From the entries below, extract every line that includes the word "Elizabeth".

_Recorded data_

----------

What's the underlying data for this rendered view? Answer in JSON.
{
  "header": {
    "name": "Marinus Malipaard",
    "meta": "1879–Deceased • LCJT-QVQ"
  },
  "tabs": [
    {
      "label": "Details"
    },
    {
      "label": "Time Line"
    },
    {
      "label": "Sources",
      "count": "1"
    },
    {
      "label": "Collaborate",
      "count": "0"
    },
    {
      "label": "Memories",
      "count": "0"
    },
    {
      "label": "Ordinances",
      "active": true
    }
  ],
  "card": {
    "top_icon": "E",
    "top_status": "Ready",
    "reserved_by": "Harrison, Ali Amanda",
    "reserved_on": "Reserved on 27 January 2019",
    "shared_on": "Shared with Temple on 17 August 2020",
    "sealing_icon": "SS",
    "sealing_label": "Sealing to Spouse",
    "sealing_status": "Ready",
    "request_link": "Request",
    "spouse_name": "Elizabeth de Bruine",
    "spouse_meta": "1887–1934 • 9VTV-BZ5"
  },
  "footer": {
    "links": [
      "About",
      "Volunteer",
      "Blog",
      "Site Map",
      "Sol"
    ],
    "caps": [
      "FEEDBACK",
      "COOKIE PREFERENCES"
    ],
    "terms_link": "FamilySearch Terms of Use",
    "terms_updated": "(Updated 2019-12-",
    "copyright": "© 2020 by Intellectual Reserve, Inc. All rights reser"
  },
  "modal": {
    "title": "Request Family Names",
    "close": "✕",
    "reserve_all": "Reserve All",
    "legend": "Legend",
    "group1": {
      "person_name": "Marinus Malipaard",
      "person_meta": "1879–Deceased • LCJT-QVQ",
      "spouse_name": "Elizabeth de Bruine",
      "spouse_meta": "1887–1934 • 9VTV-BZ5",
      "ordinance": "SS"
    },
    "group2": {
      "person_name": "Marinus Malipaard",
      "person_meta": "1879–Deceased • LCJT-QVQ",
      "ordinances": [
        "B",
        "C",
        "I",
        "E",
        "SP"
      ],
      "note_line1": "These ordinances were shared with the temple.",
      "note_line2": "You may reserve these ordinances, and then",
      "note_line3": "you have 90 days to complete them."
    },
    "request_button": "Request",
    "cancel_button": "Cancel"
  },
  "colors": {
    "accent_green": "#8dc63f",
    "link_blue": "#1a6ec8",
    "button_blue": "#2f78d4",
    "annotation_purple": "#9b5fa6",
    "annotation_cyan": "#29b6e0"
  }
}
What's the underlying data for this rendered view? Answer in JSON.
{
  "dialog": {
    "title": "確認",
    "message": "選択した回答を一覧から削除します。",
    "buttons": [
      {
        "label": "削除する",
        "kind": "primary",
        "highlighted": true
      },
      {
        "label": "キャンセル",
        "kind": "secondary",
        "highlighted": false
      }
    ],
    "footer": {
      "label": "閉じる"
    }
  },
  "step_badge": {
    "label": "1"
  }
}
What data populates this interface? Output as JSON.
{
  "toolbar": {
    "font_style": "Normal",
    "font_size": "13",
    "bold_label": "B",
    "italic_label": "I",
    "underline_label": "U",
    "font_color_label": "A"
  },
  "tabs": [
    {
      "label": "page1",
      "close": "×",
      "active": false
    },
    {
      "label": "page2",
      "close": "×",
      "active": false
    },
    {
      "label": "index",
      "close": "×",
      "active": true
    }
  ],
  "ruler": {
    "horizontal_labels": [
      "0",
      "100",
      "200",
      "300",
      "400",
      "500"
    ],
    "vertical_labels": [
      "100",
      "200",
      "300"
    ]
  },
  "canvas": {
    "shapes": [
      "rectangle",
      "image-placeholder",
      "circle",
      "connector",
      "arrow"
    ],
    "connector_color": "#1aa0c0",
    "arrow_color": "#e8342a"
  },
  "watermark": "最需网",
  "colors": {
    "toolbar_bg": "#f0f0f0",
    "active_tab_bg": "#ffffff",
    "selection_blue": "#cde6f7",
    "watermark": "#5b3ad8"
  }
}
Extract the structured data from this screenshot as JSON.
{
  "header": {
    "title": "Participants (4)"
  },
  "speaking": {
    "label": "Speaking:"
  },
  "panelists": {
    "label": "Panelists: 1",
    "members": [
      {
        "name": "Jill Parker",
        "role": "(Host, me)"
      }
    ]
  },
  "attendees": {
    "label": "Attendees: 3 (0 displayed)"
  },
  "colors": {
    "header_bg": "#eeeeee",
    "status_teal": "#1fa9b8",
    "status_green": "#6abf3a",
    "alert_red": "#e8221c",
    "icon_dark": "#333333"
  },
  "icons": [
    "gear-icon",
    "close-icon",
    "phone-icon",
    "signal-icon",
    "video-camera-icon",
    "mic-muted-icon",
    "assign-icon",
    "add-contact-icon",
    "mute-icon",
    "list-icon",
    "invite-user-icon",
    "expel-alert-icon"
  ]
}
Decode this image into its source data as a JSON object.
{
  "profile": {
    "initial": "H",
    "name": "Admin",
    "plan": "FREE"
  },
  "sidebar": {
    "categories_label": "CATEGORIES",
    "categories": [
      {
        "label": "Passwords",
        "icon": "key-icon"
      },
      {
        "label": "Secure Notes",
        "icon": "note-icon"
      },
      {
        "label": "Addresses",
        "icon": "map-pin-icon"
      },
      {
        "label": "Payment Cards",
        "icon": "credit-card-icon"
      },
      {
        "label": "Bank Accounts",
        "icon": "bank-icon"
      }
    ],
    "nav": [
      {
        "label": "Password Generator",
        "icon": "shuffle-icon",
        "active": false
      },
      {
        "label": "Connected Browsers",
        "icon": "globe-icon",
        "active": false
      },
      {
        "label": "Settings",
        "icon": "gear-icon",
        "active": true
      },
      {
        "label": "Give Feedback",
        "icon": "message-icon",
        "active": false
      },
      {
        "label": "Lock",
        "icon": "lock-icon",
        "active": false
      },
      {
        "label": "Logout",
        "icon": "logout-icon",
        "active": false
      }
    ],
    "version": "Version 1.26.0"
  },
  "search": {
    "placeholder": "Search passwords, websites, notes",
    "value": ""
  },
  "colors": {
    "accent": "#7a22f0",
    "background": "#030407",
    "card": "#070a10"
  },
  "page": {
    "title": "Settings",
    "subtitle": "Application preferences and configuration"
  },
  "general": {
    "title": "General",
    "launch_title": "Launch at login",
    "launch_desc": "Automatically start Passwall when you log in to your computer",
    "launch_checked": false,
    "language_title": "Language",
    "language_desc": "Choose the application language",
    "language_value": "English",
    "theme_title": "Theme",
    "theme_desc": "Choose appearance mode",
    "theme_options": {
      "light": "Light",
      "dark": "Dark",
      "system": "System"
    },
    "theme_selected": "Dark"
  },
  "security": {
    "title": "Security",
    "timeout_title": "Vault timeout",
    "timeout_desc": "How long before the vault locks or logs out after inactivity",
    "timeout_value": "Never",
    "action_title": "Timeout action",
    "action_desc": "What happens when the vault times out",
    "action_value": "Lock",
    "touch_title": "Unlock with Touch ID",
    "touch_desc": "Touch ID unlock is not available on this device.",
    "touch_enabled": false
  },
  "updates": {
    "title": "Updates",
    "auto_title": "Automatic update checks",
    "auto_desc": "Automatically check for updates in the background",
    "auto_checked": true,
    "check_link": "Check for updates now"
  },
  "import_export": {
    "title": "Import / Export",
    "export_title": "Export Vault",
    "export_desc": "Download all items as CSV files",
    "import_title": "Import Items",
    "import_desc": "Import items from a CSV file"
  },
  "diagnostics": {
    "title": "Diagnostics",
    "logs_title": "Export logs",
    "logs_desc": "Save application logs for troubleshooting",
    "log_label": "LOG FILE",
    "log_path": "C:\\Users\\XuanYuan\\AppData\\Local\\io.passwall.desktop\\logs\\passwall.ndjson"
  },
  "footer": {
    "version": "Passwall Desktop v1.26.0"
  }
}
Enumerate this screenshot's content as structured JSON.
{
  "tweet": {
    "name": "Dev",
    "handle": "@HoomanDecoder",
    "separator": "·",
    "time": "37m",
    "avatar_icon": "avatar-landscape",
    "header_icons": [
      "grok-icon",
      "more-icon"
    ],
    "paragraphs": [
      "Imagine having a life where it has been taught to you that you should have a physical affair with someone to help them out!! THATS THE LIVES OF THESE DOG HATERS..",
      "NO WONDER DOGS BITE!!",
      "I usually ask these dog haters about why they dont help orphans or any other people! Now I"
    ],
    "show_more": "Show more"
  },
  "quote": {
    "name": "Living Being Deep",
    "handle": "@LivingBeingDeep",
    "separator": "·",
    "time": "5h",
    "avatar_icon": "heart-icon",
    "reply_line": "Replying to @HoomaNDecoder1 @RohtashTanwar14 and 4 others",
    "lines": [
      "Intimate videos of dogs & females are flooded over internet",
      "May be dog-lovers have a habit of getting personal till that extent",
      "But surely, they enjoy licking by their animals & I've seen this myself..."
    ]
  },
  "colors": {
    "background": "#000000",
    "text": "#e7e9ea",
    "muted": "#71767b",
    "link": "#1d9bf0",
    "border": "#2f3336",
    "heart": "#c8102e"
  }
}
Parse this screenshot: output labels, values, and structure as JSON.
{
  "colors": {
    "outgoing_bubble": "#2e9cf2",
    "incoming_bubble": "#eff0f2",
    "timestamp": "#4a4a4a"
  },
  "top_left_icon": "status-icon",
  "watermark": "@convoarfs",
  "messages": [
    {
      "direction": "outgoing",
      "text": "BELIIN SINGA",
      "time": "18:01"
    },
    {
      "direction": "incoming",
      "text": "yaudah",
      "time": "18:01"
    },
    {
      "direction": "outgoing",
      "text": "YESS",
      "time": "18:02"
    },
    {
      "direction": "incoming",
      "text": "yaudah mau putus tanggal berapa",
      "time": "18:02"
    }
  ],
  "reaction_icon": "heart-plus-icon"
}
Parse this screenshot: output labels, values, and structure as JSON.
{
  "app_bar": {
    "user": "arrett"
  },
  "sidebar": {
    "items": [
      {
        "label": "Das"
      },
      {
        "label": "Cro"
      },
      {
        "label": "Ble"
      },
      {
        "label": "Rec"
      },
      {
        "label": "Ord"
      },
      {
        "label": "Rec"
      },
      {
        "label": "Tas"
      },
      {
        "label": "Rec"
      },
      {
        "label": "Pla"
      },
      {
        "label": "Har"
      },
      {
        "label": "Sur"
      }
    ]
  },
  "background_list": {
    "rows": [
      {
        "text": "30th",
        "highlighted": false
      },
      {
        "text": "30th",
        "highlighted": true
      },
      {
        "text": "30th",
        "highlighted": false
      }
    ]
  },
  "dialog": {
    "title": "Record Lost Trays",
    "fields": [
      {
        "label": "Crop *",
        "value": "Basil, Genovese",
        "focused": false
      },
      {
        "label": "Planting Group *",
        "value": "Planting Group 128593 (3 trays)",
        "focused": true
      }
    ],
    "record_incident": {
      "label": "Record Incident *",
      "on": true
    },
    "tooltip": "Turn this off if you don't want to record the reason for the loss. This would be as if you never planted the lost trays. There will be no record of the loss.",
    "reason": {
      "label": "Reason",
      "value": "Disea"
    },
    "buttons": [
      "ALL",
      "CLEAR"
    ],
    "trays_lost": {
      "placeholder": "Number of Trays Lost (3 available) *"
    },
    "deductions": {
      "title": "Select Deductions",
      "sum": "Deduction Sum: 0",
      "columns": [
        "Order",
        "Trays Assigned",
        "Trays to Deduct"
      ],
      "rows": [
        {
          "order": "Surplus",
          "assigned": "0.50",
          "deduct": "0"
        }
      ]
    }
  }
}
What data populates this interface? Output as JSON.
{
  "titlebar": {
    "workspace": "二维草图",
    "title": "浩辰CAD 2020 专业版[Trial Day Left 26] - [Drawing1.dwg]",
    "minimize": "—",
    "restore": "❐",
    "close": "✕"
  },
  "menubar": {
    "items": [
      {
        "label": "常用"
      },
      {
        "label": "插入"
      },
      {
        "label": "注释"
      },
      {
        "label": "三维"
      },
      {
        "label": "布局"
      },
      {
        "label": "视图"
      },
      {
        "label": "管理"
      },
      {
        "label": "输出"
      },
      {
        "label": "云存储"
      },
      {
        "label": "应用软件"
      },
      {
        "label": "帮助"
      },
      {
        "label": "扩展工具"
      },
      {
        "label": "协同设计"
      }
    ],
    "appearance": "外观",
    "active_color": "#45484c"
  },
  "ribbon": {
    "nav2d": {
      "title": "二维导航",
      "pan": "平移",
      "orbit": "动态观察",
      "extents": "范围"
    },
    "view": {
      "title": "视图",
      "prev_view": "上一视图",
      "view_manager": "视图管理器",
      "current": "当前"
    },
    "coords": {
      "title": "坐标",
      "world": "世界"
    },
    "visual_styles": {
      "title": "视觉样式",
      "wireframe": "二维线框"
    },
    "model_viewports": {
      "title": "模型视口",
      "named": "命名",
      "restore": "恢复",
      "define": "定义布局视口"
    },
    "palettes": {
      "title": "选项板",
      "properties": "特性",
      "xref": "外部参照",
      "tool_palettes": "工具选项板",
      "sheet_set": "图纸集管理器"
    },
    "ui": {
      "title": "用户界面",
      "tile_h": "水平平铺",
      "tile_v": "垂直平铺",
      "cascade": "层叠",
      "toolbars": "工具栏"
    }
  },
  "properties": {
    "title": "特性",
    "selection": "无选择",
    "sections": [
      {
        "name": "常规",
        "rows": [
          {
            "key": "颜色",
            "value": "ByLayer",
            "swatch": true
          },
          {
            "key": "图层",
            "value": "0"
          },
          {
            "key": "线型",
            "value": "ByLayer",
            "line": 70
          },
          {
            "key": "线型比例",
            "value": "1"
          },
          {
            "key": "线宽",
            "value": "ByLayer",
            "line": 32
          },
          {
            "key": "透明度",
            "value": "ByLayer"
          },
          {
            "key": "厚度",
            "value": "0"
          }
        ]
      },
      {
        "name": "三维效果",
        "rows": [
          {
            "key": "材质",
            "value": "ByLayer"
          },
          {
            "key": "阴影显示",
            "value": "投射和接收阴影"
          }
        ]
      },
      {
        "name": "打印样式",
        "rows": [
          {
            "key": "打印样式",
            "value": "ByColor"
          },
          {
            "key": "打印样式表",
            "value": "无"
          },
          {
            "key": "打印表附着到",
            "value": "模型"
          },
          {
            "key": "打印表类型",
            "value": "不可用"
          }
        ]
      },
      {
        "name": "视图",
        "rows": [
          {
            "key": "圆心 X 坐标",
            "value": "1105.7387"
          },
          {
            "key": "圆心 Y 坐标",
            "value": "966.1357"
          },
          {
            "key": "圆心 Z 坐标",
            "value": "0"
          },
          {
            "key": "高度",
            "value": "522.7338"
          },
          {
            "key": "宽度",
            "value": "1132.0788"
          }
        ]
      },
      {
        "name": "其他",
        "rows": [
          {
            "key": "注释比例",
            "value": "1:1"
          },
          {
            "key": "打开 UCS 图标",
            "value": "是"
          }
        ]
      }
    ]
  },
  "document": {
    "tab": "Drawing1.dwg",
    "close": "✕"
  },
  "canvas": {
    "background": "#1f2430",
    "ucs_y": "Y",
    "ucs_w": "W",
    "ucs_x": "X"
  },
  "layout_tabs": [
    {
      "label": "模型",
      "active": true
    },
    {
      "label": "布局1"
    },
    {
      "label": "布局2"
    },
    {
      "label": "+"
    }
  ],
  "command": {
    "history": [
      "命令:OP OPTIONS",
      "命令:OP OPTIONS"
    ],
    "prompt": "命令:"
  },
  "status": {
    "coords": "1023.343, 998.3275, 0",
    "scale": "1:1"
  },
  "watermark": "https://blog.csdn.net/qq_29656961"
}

----------

_Task output_
    "spouse_name": "Elizabeth de Bruine",
      "spouse_name": "Elizabeth de Bruine",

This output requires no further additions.